*What you have to do:* Restate the entries below verbatim.

Figure collection entries
________
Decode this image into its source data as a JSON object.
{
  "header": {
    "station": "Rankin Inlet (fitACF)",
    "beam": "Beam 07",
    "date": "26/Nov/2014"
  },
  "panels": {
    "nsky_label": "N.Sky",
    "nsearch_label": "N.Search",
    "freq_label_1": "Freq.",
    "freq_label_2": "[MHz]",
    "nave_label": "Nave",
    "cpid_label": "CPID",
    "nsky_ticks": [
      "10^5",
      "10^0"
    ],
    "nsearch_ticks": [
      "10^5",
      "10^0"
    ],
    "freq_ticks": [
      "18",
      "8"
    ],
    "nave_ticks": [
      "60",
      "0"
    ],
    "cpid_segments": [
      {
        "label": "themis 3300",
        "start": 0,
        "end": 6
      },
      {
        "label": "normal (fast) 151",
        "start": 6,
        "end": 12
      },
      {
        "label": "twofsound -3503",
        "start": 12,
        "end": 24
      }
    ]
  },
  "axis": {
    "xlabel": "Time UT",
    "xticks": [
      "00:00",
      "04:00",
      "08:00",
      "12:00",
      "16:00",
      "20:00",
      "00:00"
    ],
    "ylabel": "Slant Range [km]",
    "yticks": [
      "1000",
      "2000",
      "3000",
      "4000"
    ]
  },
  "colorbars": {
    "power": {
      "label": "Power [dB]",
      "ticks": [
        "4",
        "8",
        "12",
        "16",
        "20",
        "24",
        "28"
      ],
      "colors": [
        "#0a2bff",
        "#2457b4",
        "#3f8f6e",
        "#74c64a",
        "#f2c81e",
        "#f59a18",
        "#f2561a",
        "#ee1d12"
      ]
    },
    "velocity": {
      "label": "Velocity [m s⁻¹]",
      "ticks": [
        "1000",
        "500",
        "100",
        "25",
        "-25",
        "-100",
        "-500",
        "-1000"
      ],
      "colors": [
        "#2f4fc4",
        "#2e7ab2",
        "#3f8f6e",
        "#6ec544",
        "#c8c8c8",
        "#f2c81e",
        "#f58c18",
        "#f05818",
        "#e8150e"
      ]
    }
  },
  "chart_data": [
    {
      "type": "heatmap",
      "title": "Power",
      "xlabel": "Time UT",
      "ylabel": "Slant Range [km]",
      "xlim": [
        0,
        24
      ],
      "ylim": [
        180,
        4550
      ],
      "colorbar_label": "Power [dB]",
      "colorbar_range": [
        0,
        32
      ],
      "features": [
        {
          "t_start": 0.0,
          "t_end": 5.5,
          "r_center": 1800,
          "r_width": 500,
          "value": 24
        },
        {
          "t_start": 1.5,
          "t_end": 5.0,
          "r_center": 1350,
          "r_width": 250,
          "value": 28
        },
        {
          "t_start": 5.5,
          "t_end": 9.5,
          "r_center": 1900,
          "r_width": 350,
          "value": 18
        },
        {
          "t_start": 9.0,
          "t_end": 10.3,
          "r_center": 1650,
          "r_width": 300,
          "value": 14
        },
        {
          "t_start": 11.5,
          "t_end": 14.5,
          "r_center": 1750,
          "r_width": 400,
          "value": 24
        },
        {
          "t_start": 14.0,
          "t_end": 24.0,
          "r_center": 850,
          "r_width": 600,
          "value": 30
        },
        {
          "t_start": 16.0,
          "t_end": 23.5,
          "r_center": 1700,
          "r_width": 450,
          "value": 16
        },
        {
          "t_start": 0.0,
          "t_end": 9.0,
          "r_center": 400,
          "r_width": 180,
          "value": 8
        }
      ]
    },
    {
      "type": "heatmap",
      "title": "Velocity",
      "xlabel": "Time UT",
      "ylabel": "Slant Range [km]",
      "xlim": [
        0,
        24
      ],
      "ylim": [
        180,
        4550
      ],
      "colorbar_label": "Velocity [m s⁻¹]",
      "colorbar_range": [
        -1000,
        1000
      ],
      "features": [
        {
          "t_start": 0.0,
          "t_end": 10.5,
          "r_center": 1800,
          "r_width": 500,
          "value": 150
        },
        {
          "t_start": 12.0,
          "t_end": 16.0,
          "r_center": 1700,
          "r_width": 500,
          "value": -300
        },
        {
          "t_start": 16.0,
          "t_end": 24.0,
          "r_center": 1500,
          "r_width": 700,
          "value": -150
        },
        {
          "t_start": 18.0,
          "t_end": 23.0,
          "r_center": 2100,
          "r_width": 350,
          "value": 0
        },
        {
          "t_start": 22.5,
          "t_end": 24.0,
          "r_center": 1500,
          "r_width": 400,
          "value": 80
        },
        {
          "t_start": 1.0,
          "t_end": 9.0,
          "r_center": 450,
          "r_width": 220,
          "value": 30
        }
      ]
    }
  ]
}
________
*Solution to the exercise:*
Decode this image into its source data as a JSON object.
{
  "header": {
    "station": "Rankin Inlet (fitACF)",
    "beam": "Beam 07",
    "date": "26/Nov/2014"
  },
  "panels": {
    "nsky_label": "N.Sky",
    "nsearch_label": "N.Search",
    "freq_label_1": "Freq.",
    "freq_label_2": "[MHz]",
    "nave_label": "Nave",
    "cpid_label": "CPID",
    "nsky_ticks": [
      "10^5",
      "10^0"
    ],
    "nsearch_ticks": [
      "10^5",
      "10^0"
    ],
    "freq_ticks": [
      "18",
      "8"
    ],
    "nave_ticks": [
      "60",
      "0"
    ],
    "cpid_segments": [
      {
        "label": "themis 3300",
        "start": 0,
        "end": 6
      },
      {
        "label": "normal (fast) 151",
        "start": 6,
        "end": 12
      },
      {
        "label": "twofsound -3503",
        "start": 12,
        "end": 24
      }
    ]
  },
  "axis": {
    "xlabel": "Time UT",
    "xticks": [
      "00:00",
      "04:00",
      "08:00",
      "12:00",
      "16:00",
      "20:00",
      "00:00"
    ],
    "ylabel": "Slant Range [km]",
    "yticks": [
      "1000",
      "2000",
      "3000",
      "4000"
    ]
  },
  "colorbars": {
    "power": {
      "label": "Power [dB]",
      "ticks": [
        "4",
        "8",
        "12",
        "16",
        "20",
        "24",
        "28"
      ],
      "colors": [
        "#0a2bff",
        "#2457b4",
        "#3f8f6e",
        "#74c64a",
        "#f2c81e",
        "#f59a18",
        "#f2561a",
        "#ee1d12"
      ]
    },
    "velocity": {
      "label": "Velocity [m s⁻¹]",
      "ticks": [
        "1000",
        "500",
        "100",
        "25",
        "-25",
        "-100",
        "-500",
        "-1000"
      ],
      "colors": [
        "#2f4fc4",
        "#2e7ab2",
        "#3f8f6e",
        "#6ec544",
        "#c8c8c8",
        "#f2c81e",
        "#f58c18",
        "#f05818",
        "#e8150e"
      ]
    }
  },
  "chart_data": [
    {
      "type": "heatmap",
      "title": "Power",
      "xlabel": "Time UT",
      "ylabel": "Slant Range [km]",
      "xlim": [
        0,
        24
      ],
      "ylim": [
        180,
        4550
      ],
      "colorbar_label": "Power [dB]",
      "colorbar_range": [
        0,
        32
      ],
      "features": [
        {
          "t_start": 0.0,
          "t_end": 5.5,
          "r_center": 1800,
          "r_width": 500,
          "value": 24
        },
        {
          "t_start": 1.5,
          "t_end": 5.0,
          "r_center": 1350,
          "r_width": 250,
          "value": 28
        },
        {
          "t_start": 5.5,
          "t_end": 9.5,
          "r_center": 1900,
          "r_width": 350,
          "value": 18
        },
        {
          "t_start": 9.0,
          "t_end": 10.3,
          "r_center": 1650,
          "r_width": 300,
          "value": 14
        },
        {
          "t_start": 11.5,
          "t_end": 14.5,
          "r_center": 1750,
          "r_width": 400,
          "value": 24
        },
        {
          "t_start": 14.0,
          "t_end": 24.0,
          "r_center": 850,
          "r_width": 600,
          "value": 30
        },
        {
          "t_start": 16.0,
          "t_end": 23.5,
          "r_center": 1700,
          "r_width": 450,
          "value": 16
        },
        {
          "t_start": 0.0,
          "t_end": 9.0,
          "r_center": 400,
          "r_width": 180,
          "value": 8
        }
      ]
    },
    {
      "type": "heatmap",
      "title": "Velocity",
      "xlabel": "Time UT",
      "ylabel": "Slant Range [km]",
      "xlim": [
        0,
        24
      ],
      "ylim": [
        180,
        4550
      ],
      "colorbar_label": "Velocity [m s⁻¹]",
      "colorbar_range": [
        -1000,
        1000
      ],
      "features": [
        {
          "t_start": 0.0,
          "t_end": 10.5,
          "r_center": 1800,
          "r_width": 500,
          "value": 150
        },
        {
          "t_start": 12.0,
          "t_end": 16.0,
          "r_center": 1700,
          "r_width": 500,
          "value": -300
        },
        {
          "t_start": 16.0,
          "t_end": 24.0,
          "r_center": 1500,
          "r_width": 700,
          "value": -150
        },
        {
          "t_start": 18.0,
          "t_end": 23.0,
          "r_center": 2100,
          "r_width": 350,
          "value": 0
        },
        {
          "t_start": 22.5,
          "t_end": 24.0,
          "r_center": 1500,
          "r_width": 400,
          "value": 80
        },
        {
          "t_start": 1.0,
          "t_end": 9.0,
          "r_center": 450,
          "r_width": 220,
          "value": 30
        }
      ]
    }
  ]
}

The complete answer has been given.